▶ _Goal of the exercise_
Every record that follows should be printed verbatim.

## start

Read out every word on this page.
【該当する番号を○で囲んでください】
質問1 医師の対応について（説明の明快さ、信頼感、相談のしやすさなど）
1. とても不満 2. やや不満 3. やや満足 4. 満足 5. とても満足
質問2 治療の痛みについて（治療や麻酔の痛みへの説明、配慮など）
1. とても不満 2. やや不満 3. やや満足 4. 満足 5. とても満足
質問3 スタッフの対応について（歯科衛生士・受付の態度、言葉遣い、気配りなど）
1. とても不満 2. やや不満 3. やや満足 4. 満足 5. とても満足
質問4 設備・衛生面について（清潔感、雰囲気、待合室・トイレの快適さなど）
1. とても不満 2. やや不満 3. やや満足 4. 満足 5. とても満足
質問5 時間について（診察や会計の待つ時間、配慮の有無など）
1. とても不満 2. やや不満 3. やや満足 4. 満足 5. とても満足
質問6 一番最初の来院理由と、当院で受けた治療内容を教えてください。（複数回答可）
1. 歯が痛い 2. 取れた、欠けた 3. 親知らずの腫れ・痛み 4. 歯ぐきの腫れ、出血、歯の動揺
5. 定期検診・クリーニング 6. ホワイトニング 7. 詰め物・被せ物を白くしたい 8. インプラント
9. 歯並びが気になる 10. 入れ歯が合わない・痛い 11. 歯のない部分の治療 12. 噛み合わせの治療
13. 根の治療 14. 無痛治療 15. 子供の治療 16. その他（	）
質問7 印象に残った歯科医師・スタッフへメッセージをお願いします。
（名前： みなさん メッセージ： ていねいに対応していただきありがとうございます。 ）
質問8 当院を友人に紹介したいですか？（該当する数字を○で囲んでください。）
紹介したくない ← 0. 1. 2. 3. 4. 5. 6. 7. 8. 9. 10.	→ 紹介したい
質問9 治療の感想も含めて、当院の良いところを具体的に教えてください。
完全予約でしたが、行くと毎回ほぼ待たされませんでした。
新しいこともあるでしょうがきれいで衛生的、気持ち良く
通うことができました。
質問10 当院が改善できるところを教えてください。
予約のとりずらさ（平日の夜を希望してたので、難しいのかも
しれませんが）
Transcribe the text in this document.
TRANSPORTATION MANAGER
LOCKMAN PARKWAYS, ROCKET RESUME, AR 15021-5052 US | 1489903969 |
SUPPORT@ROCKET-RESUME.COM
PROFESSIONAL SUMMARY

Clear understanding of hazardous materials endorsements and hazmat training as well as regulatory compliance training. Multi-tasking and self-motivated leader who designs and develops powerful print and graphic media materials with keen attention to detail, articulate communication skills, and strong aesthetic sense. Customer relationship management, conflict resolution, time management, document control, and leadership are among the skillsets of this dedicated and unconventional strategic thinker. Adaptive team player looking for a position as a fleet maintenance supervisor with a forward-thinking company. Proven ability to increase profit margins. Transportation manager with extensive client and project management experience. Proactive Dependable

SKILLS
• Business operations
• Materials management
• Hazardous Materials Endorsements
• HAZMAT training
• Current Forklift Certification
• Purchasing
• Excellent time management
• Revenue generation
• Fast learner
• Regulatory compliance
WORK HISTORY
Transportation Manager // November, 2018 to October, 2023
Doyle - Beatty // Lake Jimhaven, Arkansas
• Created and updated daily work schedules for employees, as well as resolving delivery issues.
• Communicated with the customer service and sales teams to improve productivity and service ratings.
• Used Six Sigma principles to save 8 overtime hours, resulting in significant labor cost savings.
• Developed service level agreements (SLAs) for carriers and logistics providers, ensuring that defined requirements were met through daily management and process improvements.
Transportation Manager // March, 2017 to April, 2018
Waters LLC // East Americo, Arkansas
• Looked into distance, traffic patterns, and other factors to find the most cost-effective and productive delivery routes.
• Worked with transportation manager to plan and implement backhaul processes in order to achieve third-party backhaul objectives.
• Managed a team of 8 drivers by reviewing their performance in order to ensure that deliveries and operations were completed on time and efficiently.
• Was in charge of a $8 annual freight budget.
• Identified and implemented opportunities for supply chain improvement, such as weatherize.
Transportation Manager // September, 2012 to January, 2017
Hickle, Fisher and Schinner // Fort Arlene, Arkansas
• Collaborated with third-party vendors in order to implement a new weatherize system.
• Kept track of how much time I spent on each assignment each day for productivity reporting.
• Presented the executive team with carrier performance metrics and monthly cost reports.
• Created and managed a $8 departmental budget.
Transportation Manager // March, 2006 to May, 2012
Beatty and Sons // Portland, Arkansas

## end

▶ _Solution to this problem_
Read out every word on this page.
【該当する番号を○で囲んでください】
質問1 医師の対応について（説明の明快さ、信頼感、相談のしやすさなど）
1. とても不満 2. やや不満 3. やや満足 4. 満足 5. とても満足
質問2 治療の痛みについて（治療や麻酔の痛みへの説明、配慮など）
1. とても不満 2. やや不満 3. やや満足 4. 満足 5. とても満足
質問3 スタッフの対応について（歯科衛生士・受付の態度、言葉遣い、気配りなど）
1. とても不満 2. やや不満 3. やや満足 4. 満足 5. とても満足
質問4 設備・衛生面について（清潔感、雰囲気、待合室・トイレの快適さなど）
1. とても不満 2. やや不満 3. やや満足 4. 満足 5. とても満足
質問5 時間について（診察や会計の待つ時間、配慮の有無など）
1. とても不満 2. やや不満 3. やや満足 4. 満足 5. とても満足
質問6 一番最初の来院理由と、当院で受けた治療内容を教えてください。（複数回答可）
1. 歯が痛い 2. 取れた、欠けた 3. 親知らずの腫れ・痛み 4. 歯ぐきの腫れ、出血、歯の動揺
5. 定期検診・クリーニング 6. ホワイトニング 7. 詰め物・被せ物を白くしたい 8. インプラント
9. 歯並びが気になる 10. 入れ歯が合わない・痛い 11. 歯のない部分の治療 12. 噛み合わせの治療
13. 根の治療 14. 無痛治療 15. 子供の治療 16. その他（	）
質問7 印象に残った歯科医師・スタッフへメッセージをお願いします。
（名前： みなさん メッセージ： ていねいに対応していただきありがとうございます。 ）
質問8 当院を友人に紹介したいですか？（該当する数字を○で囲んでください。）
紹介したくない ← 0. 1. 2. 3. 4. 5. 6. 7. 8. 9. 10.	→ 紹介したい
質問9 治療の感想も含めて、当院の良いところを具体的に教えてください。
完全予約でしたが、行くと毎回ほぼ待たされませんでした。
新しいこともあるでしょうがきれいで衛生的、気持ち良く
通うことができました。
質問10 当院が改善できるところを教えてください。
予約のとりずらさ（平日の夜を希望してたので、難しいのかも
しれませんが）
Transcribe the text in this document.
TRANSPORTATION MANAGER
LOCKMAN PARKWAYS, ROCKET RESUME, AR 15021-5052 US | 1489903969 |
SUPPORT@ROCKET-RESUME.COM
PROFESSIONAL SUMMARY

Clear understanding of hazardous materials endorsements and hazmat training as well as regulatory compliance training. Multi-tasking and self-motivated leader who designs and develops powerful print and graphic media materials with keen attention to detail, articulate communication skills, and strong aesthetic sense. Customer relationship management, conflict resolution, time management, document control, and leadership are among the skillsets of this dedicated and unconventional strategic thinker. Adaptive team player looking for a position as a fleet maintenance supervisor with a forward-thinking company. Proven ability to increase profit margins. Transportation manager with extensive client and project management experience. Proactive Dependable

SKILLS
• Business operations
• Materials management
• Hazardous Materials Endorsements
• HAZMAT training
• Current Forklift Certification
• Purchasing
• Excellent time management
• Revenue generation
• Fast learner
• Regulatory compliance
WORK HISTORY
Transportation Manager // November, 2018 to October, 2023
Doyle - Beatty // Lake Jimhaven, Arkansas
• Created and updated daily work schedules for employees, as well as resolving delivery issues.
• Communicated with the customer service and sales teams to improve productivity and service ratings.
• Used Six Sigma principles to save 8 overtime hours, resulting in significant labor cost savings.
• Developed service level agreements (SLAs) for carriers and logistics providers, ensuring that defined requirements were met through daily management and process improvements.
Transportation Manager // March, 2017 to April, 2018
Waters LLC // East Americo, Arkansas
• Looked into distance, traffic patterns, and other factors to find the most cost-effective and productive delivery routes.
• Worked with transportation manager to plan and implement backhaul processes in order to achieve third-party backhaul objectives.
• Managed a team of 8 drivers by reviewing their performance in order to ensure that deliveries and operations were completed on time and efficiently.
• Was in charge of a $8 annual freight budget.
• Identified and implemented opportunities for supply chain improvement, such as weatherize.
Transportation Manager // September, 2012 to January, 2017
Hickle, Fisher and Schinner // Fort Arlene, Arkansas
• Collaborated with third-party vendors in order to implement a new weatherize system.
• Kept track of how much time I spent on each assignment each day for productivity reporting.
• Presented the executive team with carrier performance metrics and monthly cost reports.
• Created and managed a $8 departmental budget.
Transportation Manager // March, 2006 to May, 2012
Beatty and Sons // Portland, Arkansas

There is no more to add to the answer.